**The problem**
Write out every line of the material below word for word, leaving out the pictures.

**Extracted records**
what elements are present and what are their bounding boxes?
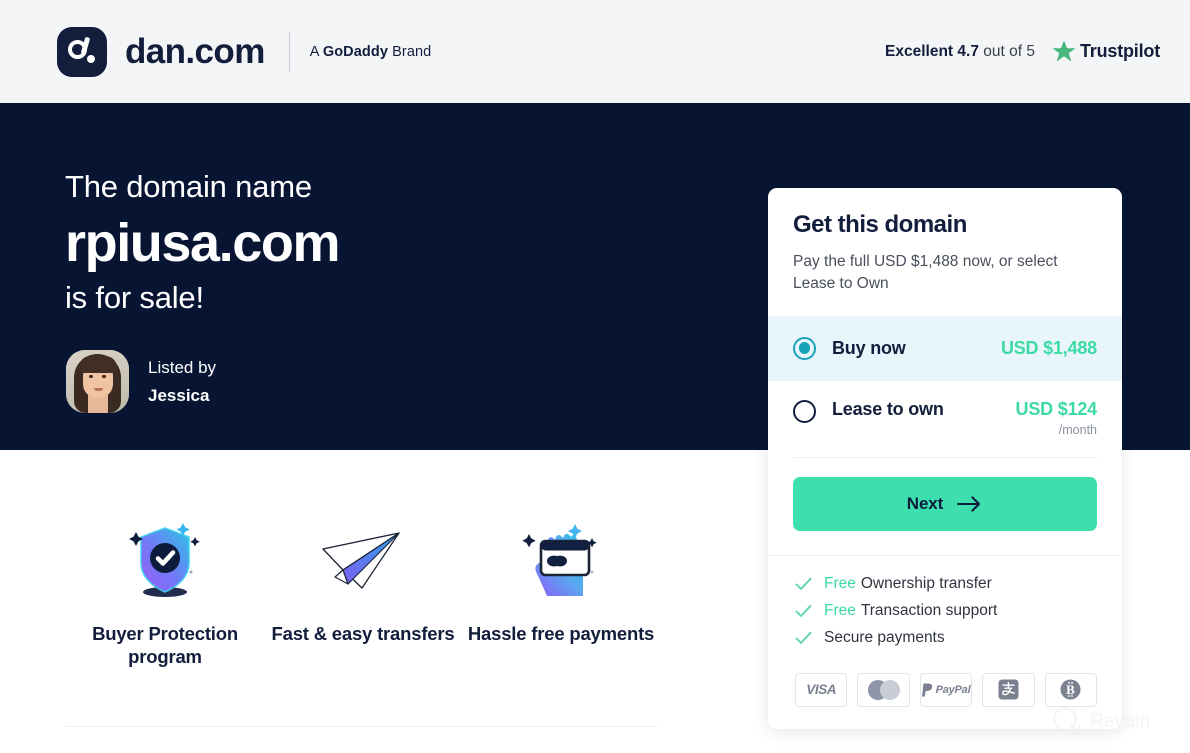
tagline-suffix: Brand: [387, 43, 432, 60]
feature-label: Fast & easy transfers: [271, 623, 455, 644]
benefit-highlight: Free: [824, 574, 856, 592]
rating-label: Excellent: [885, 42, 954, 60]
trustpilot-name: Trustpilot: [1080, 41, 1160, 61]
dan-logo-icon: [57, 26, 107, 77]
rating-value: 4.7: [957, 42, 979, 60]
seller-name: Jessica: [148, 385, 210, 405]
bitcoin-glyph: B: [1060, 679, 1081, 700]
next-button-label: Next: [906, 493, 944, 513]
listed-by-label: Listed by: [148, 357, 217, 377]
benefit-highlight: Free: [824, 601, 856, 619]
visa-label: VISA: [806, 682, 837, 698]
paypal-glyph: [921, 683, 932, 697]
bitcoin-icon: B: [1044, 672, 1098, 707]
paper-plane-icon: [264, 520, 462, 600]
benefit-item: Free Ownership transfer: [795, 575, 1097, 593]
shield-check-icon: [66, 520, 264, 600]
site-header: dan.com A GoDaddy Brand Excellent 4.7 ou…: [0, 0, 1190, 103]
brand-lockup[interactable]: dan.com: [57, 26, 265, 77]
hero-domain-name: rpiusa.com: [65, 212, 340, 273]
hero-line-3: is for sale!: [65, 280, 204, 316]
option-lease-to-own[interactable]: Lease to own USD $124 /month: [768, 381, 1122, 453]
feature-hassle-free-payments: Hassle free payments: [462, 520, 660, 668]
hero-line-1: The domain name: [65, 169, 312, 204]
benefit-text: Transaction support: [860, 601, 998, 619]
radio-buy-now[interactable]: [793, 336, 816, 360]
logo-wordmark: dan.com: [125, 32, 265, 71]
check-icon: [795, 577, 812, 590]
revain-watermark-text: Revain: [1090, 711, 1151, 732]
tagline-prefix: A: [309, 43, 323, 60]
radio-lease-to-own[interactable]: [793, 399, 816, 423]
option-price: USD $124: [1015, 398, 1098, 419]
option-label: Buy now: [832, 337, 906, 358]
hand-credit-card-icon: [462, 520, 660, 600]
rating-out-of: out of 5: [983, 42, 1035, 60]
next-button[interactable]: Next: [793, 476, 1097, 531]
feature-label: Buyer Protection program: [92, 623, 238, 668]
hero-heading: The domain name rpiusa.com is for sale!: [65, 169, 340, 316]
seller-info: Listed by Jessica: [148, 356, 216, 408]
offer-card: Get this domain Pay the full USD $1,488 …: [768, 188, 1122, 729]
option-label: Lease to own: [832, 398, 944, 419]
feature-buyer-protection: Buyer Protection program: [66, 520, 264, 668]
option-buy-now[interactable]: Buy now USD $1,488: [768, 315, 1122, 381]
trustpilot-rating[interactable]: Excellent 4.7 out of 5 Trustpilot: [885, 40, 1160, 63]
option-price-wrap: USD $1,488: [1001, 338, 1097, 359]
svg-text:B: B: [1066, 683, 1075, 698]
trustpilot-star-icon: [1052, 40, 1076, 62]
domain-sale-page: dan.com A GoDaddy Brand Excellent 4.7 ou…: [0, 0, 1190, 753]
arrow-right-icon: [957, 496, 981, 512]
trustpilot-rating-text: Excellent 4.7 out of 5: [885, 43, 1035, 61]
listed-by-block: Listed by Jessica: [66, 350, 216, 413]
section-divider: [66, 726, 658, 727]
godaddy-brand-tagline: A GoDaddy Brand: [310, 44, 432, 60]
paypal-label: PayPal: [935, 683, 971, 696]
check-icon: [795, 631, 812, 644]
mastercard-icon: [857, 672, 910, 707]
revain-logo-icon: [1053, 707, 1080, 735]
benefit-item: Free Transaction support: [795, 602, 1097, 620]
feature-list: Buyer Protection program Fast & easy tra…: [66, 520, 660, 668]
check-icon: [795, 604, 812, 617]
visa-icon: VISA: [795, 672, 848, 707]
benefits-list: Free Ownership transfer Free Transaction…: [768, 556, 1122, 662]
trustpilot-logo: Trustpilot: [1052, 40, 1160, 63]
option-price: USD $1,488: [1000, 337, 1097, 358]
benefit-text: Secure payments: [824, 628, 945, 646]
alipay-icon: [982, 672, 1035, 707]
paypal-icon: PayPal: [919, 672, 973, 707]
revain-watermark: Revain: [1049, 706, 1150, 738]
feature-label: Hassle free payments: [467, 623, 655, 644]
alipay-glyph: [998, 679, 1019, 700]
option-price-period: /month: [1058, 422, 1097, 437]
tagline-godaddy: GoDaddy: [322, 43, 388, 60]
offer-card-title: Get this domain: [793, 211, 967, 238]
offer-card-subtitle: Pay the full USD $1,488 now, or select L…: [793, 253, 1058, 292]
offer-card-header: Get this domain Pay the full USD $1,488 …: [768, 188, 1122, 316]
brand-divider: [288, 31, 290, 72]
option-price-wrap: USD $124 /month: [1015, 398, 1098, 437]
benefit-text: Ownership transfer: [860, 574, 992, 592]
benefit-item: Secure payments: [795, 629, 1097, 647]
next-button-wrap: Next: [768, 458, 1122, 555]
seller-avatar: [66, 350, 129, 413]
feature-fast-transfers: Fast & easy transfers: [264, 520, 462, 668]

**Output of the exercise**
what elements are present and what are their bounding boxes?
tagline-suffix: Brand: [387, 43, 432, 60]
feature-label: Fast & easy transfers: [271, 623, 455, 644]
benefit-highlight: Free: [824, 574, 856, 592]
rating-label: Excellent: [885, 42, 954, 60]
trustpilot-name: Trustpilot: [1080, 41, 1160, 61]
dan-logo-icon: [57, 26, 107, 77]
rating-value: 4.7: [957, 42, 979, 60]
seller-name: Jessica: [148, 385, 210, 405]
bitcoin-glyph: B: [1060, 679, 1081, 700]
next-button-label: Next: [906, 493, 944, 513]
listed-by-label: Listed by: [148, 357, 217, 377]
benefit-highlight: Free: [824, 601, 856, 619]
visa-label: VISA: [806, 682, 837, 698]
paypal-glyph: [921, 683, 932, 697]
bitcoin-icon: B: [1044, 672, 1098, 707]
paper-plane-icon: [264, 520, 462, 600]
benefit-item: Free Ownership transfer: [795, 575, 1097, 593]
shield-check-icon: [66, 520, 264, 600]
site-header: dan.com A GoDaddy Brand Excellent 4.7 ou…: [0, 0, 1190, 103]
brand-lockup[interactable]: dan.com: [57, 26, 265, 77]
hero-domain-name: rpiusa.com: [65, 212, 340, 273]
hero-line-3: is for sale!: [65, 280, 204, 316]
option-lease-to-own[interactable]: Lease to own USD $124 /month: [768, 381, 1122, 453]
feature-hassle-free-payments: Hassle free payments: [462, 520, 660, 668]
hero-line-1: The domain name: [65, 169, 312, 204]
benefit-text: Transaction support: [860, 601, 998, 619]
radio-buy-now[interactable]: [793, 336, 816, 360]
logo-wordmark: dan.com: [125, 32, 265, 71]
check-icon: [795, 577, 812, 590]
revain-watermark-text: Revain: [1090, 711, 1151, 732]
tagline-prefix: A: [309, 43, 323, 60]
radio-lease-to-own[interactable]: [793, 399, 816, 423]
option-price: USD $124: [1015, 398, 1098, 419]
option-label: Buy now: [832, 337, 906, 358]
hand-credit-card-icon: [462, 520, 660, 600]
rating-out-of: out of 5: [983, 42, 1035, 60]
next-button[interactable]: Next: [793, 476, 1097, 531]
feature-label: Buyer Protection program: [92, 623, 238, 668]
hero-heading: The domain name rpiusa.com is for sale!: [65, 169, 340, 316]
seller-info: Listed by Jessica: [148, 356, 216, 408]
offer-card: Get this domain Pay the full USD $1,488 …: [768, 188, 1122, 729]
option-label: Lease to own: [832, 398, 944, 419]
feature-buyer-protection: Buyer Protection program: [66, 520, 264, 668]
option-buy-now[interactable]: Buy now USD $1,488: [768, 315, 1122, 381]
trustpilot-rating[interactable]: Excellent 4.7 out of 5 Trustpilot: [885, 40, 1160, 63]
option-price-wrap: USD $1,488: [1001, 338, 1097, 359]
svg-text:B: B: [1066, 683, 1075, 698]
trustpilot-star-icon: [1052, 40, 1076, 62]
domain-sale-page: dan.com A GoDaddy Brand Excellent 4.7 ou…: [0, 0, 1190, 753]
arrow-right-icon: [957, 496, 981, 512]
trustpilot-rating-text: Excellent 4.7 out of 5: [885, 43, 1035, 61]
listed-by-block: Listed by Jessica: [66, 350, 216, 413]
section-divider: [66, 726, 658, 727]
godaddy-brand-tagline: A GoDaddy Brand: [310, 44, 432, 60]
paypal-label: PayPal: [935, 683, 971, 696]
check-icon: [795, 631, 812, 644]
mastercard-icon: [857, 672, 910, 707]
revain-logo-icon: [1053, 707, 1080, 735]
benefit-item: Free Transaction support: [795, 602, 1097, 620]
feature-list: Buyer Protection program Fast & easy tra…: [66, 520, 660, 668]
check-icon: [795, 604, 812, 617]
visa-icon: VISA: [795, 672, 848, 707]
benefits-list: Free Ownership transfer Free Transaction…: [768, 556, 1122, 662]
trustpilot-logo: Trustpilot: [1052, 40, 1160, 63]
option-price: USD $1,488: [1000, 337, 1097, 358]
benefit-text: Secure payments: [824, 628, 945, 646]
alipay-icon: [982, 672, 1035, 707]
paypal-icon: PayPal: [919, 672, 973, 707]
revain-watermark: Revain: [1049, 706, 1150, 738]
feature-label: Hassle free payments: [467, 623, 655, 644]
alipay-glyph: [998, 679, 1019, 700]
option-price-period: /month: [1058, 422, 1097, 437]
tagline-godaddy: GoDaddy: [322, 43, 388, 60]
offer-card-title: Get this domain: [793, 211, 967, 238]
offer-card-subtitle: Pay the full USD $1,488 now, or select L…: [793, 253, 1058, 292]
offer-card-header: Get this domain Pay the full USD $1,488 …: [768, 188, 1122, 316]
brand-divider: [288, 31, 290, 72]
option-price-wrap: USD $124 /month: [1015, 398, 1098, 437]
benefit-text: Ownership transfer: [860, 574, 992, 592]
benefit-item: Secure payments: [795, 629, 1097, 647]
next-button-wrap: Next: [768, 458, 1122, 555]
seller-avatar: [66, 350, 129, 413]
feature-fast-transfers: Fast & easy transfers: [264, 520, 462, 668]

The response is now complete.